>> Start SOURCE

1. Auflage/1st edition 2006, XVI,
180 Seiten/pages, € 64,00. ISBN
3-86628-074-2
In recent years, the demand for efficient and reliable communication networks has greatly increased. To
satisfy this need, powerful error correcting
codes were introduced. The (iterative) algorithms used for decoding such modern codes are computationally very demanding
and need great computing power to deliver real-time results. Mobile
users, however, demand low-power electronics; the combination of both demands
led to an increased interest in analog communication
circuits, e.g., in analog decoders for error correcting codes.
An analog decoder can be understood as a
code-representing (factor) graph mapped on analog silicon, whereas the decoding algorithm (e.g., the
sum-product algorithm) corresponds to the settling behavior
of the analog circuit. The performance gain of analog decoders compared to digital
implementations in terms of speed or power-consumption is believed
to be at least a factor of 100.
The first part of this thesis discusses various implementations of such analog decoders:
Hamming decoders built out of two generations of discrete softgates, an integrated Hamming decoder and an integrated
Reed Muller decoder are presented. An extensive collection of measured
error-rate curves of all decoders under various operating conditions prove
their full functionality and demonstrate their behavior under transistor mismatch.

>> End SOURCE

*PROBLEMS AND TASKS:*
A. From the text on analog decoders, return the passage starting at "1. Auflage/1st edition" and ending at "error correcting codes.", word for word.
B. Write the next part of the text on analog decoders, picking up after its final sentence.

>> Start INFORMATION SHOWN

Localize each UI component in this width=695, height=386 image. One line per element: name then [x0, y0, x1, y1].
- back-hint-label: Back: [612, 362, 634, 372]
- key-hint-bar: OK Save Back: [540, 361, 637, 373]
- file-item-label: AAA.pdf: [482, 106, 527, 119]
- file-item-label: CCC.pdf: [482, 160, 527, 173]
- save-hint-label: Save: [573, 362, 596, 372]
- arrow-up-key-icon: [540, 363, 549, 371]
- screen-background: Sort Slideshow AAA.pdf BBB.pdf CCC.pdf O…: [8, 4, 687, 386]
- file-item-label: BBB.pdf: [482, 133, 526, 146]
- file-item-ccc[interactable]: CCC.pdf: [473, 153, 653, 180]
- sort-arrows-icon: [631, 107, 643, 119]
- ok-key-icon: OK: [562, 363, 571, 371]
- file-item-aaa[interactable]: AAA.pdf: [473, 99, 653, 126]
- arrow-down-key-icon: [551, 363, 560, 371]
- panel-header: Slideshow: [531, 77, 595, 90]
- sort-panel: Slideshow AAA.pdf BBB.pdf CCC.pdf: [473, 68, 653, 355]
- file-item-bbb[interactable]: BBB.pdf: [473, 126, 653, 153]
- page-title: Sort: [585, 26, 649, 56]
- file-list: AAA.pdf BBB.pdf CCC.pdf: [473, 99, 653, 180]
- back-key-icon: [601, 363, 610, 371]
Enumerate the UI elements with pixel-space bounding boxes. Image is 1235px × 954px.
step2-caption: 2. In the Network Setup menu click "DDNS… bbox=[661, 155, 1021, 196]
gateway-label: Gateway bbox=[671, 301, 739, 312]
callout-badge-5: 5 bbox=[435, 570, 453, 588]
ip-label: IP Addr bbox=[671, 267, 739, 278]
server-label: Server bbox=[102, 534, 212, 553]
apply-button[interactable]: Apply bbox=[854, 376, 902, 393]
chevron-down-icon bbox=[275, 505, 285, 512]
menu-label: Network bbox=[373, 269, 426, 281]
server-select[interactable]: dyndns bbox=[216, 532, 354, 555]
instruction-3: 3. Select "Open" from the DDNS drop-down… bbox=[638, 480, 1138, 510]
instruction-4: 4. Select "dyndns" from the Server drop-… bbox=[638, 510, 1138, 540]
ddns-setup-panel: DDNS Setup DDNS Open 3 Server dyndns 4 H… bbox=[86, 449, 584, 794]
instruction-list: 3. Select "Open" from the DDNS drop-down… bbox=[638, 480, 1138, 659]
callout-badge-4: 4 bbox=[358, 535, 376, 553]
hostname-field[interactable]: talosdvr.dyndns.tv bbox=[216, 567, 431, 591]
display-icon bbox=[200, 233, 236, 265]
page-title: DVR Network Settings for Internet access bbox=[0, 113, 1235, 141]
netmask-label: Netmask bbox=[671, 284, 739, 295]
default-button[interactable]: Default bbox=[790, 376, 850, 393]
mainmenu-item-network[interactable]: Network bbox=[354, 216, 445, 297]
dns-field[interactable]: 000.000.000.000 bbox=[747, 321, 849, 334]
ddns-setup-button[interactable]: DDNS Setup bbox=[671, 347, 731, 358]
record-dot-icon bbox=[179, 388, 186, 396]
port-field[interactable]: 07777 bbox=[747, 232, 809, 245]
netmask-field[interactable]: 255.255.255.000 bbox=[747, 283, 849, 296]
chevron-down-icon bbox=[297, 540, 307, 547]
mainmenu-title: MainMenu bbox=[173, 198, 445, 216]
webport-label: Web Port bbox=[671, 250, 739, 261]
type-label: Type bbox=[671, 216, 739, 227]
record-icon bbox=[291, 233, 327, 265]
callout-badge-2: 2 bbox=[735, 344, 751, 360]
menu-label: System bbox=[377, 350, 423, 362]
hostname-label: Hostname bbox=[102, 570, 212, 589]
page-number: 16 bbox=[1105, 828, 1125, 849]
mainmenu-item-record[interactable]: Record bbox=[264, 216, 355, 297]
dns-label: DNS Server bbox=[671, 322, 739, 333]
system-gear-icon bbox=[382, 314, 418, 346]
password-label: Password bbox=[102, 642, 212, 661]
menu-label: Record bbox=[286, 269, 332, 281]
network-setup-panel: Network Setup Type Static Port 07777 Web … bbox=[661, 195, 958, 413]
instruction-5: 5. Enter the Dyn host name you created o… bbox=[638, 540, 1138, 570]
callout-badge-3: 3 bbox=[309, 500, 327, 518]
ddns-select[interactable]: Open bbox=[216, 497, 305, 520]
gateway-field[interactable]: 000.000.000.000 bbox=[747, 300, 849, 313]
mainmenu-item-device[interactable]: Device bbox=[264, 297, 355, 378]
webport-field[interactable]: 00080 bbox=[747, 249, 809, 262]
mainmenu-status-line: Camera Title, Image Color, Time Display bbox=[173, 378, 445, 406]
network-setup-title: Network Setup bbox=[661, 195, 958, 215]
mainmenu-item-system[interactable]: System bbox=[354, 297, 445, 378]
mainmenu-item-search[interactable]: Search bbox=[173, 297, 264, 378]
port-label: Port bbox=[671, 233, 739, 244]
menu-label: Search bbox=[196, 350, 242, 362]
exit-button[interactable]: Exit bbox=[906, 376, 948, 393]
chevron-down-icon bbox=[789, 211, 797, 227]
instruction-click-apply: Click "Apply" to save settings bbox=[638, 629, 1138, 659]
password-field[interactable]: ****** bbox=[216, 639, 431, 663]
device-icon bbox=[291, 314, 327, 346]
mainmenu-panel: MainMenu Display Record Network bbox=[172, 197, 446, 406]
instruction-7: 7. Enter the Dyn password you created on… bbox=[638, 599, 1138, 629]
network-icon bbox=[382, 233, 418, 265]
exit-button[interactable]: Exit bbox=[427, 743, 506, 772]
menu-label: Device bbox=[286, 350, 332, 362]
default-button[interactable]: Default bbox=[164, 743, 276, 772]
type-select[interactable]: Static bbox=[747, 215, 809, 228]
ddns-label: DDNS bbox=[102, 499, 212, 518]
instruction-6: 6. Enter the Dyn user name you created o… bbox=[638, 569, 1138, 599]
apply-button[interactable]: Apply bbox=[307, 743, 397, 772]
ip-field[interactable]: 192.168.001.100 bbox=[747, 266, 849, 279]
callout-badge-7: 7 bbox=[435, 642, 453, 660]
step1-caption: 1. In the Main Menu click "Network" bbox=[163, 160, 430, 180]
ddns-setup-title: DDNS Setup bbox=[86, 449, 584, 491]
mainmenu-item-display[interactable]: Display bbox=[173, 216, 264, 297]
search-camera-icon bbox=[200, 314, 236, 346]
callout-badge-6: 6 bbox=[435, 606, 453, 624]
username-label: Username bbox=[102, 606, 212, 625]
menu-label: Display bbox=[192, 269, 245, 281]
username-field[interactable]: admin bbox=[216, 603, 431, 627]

>> End INFORMATION SHOWN

*ANSWERS BY TASK:*
A.
1. Auflage/1st edition 2006, XVI,
180 Seiten/pages, € 64,00. ISBN
3-86628-074-2
In recent years, the demand for efficient and reliable communication networks has greatly increased. To
satisfy this need, powerful error correcting
codes were introduced. The (iterative) algorithms used for decoding such modern codes are computationally very demanding
and need great computing power to deliver real-time results. Mobile
users, however, demand low-power electronics; the combination of both demands
led to an increased interest in analog communication
circuits, e.g., in analog decoders for error correcting codes.

B.
Furthermore, a novel circuit to compute the soft symbols for a PAM or QAM signal is presented. This simple transistor
network blends in nicely with analog decoders—its outputs are currents proportional to
the symbol- likelihoods.
Digital data processing is pervasive, and the need for fast, high resolution
and low-power analog-to-digital and digital-to-analog
converters persistent. Highly accurate converters usually require
large element to achieve the desired minimal mismatch; large elements however demand high currents for high speed. This
trade-off can be circumvented by using small-sized, yet imprecise, elements and
then adding digital post- correction circuitry.
The second part of the thesis is devoted to converters with minimal sized
elements. It can be shown, that the effective resolution of a
digitally-corrected analog-to-digital converter only
weakly depends on the comparator mismatch. This was confirmed by measurements
on an integrated flash analog-to-digital converter
containing 256 low- precision comparators and achieving an effective resolution
of nearly 7 bits. A similar statement holds for current-steering digital-to-analog converters with almost minimal-sized current
sources: for a converter containing 12 low-precision current sources and
digital post-correction, a effective resolution of more than 10 bits was
achieved—virtually irrespective of the mismatch.
Keywords: Factor graphs,
message-passing algorithms, sum-product algorithm, analog
non-linear transistor circuits, translinear circuits,
soft symbol detection, digital data transmission, analog-to-digital
converter, digital-to-analog converter, imprecise
elements.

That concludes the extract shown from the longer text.